*Given data*:
--------------------------------------------------

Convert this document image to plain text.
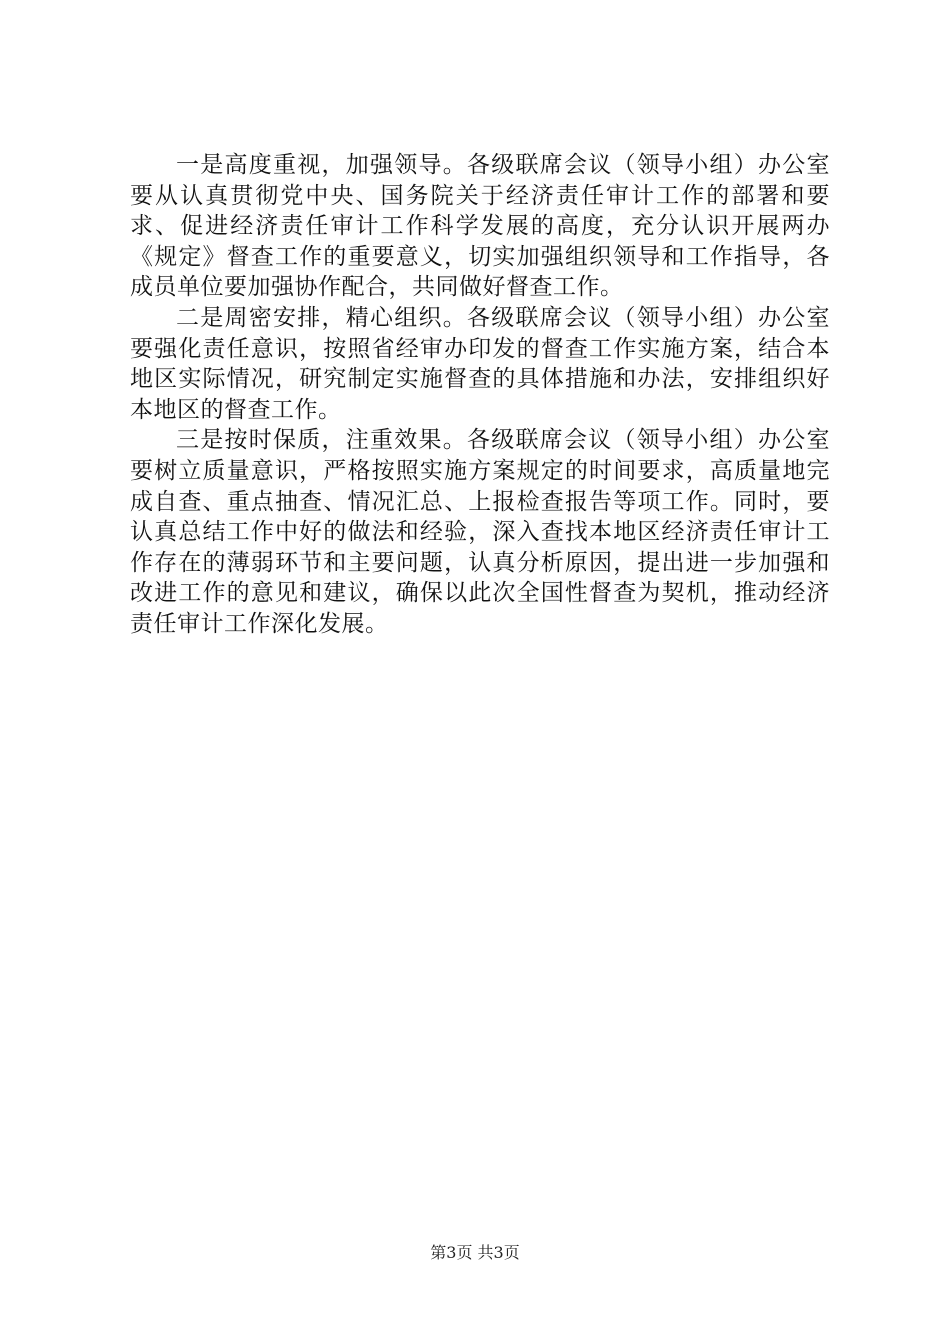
一是高度重视，加强领导。各级联席会议（领导小组）办公室要从认真贯彻党中央、国务院关于经济责任审计工作的部署和要求、促进经济责任审计工作科学发展的高度，充分认识开展两办《规定》督查工作的重要意义，切实加强组织领导和工作指导，各成员单位要加强协作配合，共同做好督查工作。

二是周密安排，精心组织。各级联席会议（领导小组）办公室要强化责任意识，按照省经审办印发的督查工作实施方案，结合本地区实际情况，研究制定实施督查的具体措施和办法，安排组织好本地区的督查工作。

三是按时保质，注重效果。各级联席会议（领导小组）办公室要树立质量意识，严格按照实施方案规定的时间要求，高质量地完成自查、重点抽查、情况汇总、上报检查报告等项工作。同时，要认真总结工作中好的做法和经验，深入查找本地区经济责任审计工作存在的薄弱环节和主要问题，认真分析原因，提出进一步加强和改进工作的意见和建议，确保以此次全国性督查为契机，推动经济责任审计工作深化发展。

第3页 共3页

--------------------------------------------------

*Exercise goal*: Without including any pictures, output all the entries above exactly.

*Task answer*:
Convert this document image to plain text.
一是高度重视，加强领导。各级联席会议（领导小组）办公室要从认真贯彻党中央、国务院关于经济责任审计工作的部署和要求、促进经济责任审计工作科学发展的高度，充分认识开展两办《规定》督查工作的重要意义，切实加强组织领导和工作指导，各成员单位要加强协作配合，共同做好督查工作。

二是周密安排，精心组织。各级联席会议（领导小组）办公室要强化责任意识，按照省经审办印发的督查工作实施方案，结合本地区实际情况，研究制定实施督查的具体措施和办法，安排组织好本地区的督查工作。

三是按时保质，注重效果。各级联席会议（领导小组）办公室要树立质量意识，严格按照实施方案规定的时间要求，高质量地完成自查、重点抽查、情况汇总、上报检查报告等项工作。同时，要认真总结工作中好的做法和经验，深入查找本地区经济责任审计工作存在的薄弱环节和主要问题，认真分析原因，提出进一步加强和改进工作的意见和建议，确保以此次全国性督查为契机，推动经济责任审计工作深化发展。

第3页 共3页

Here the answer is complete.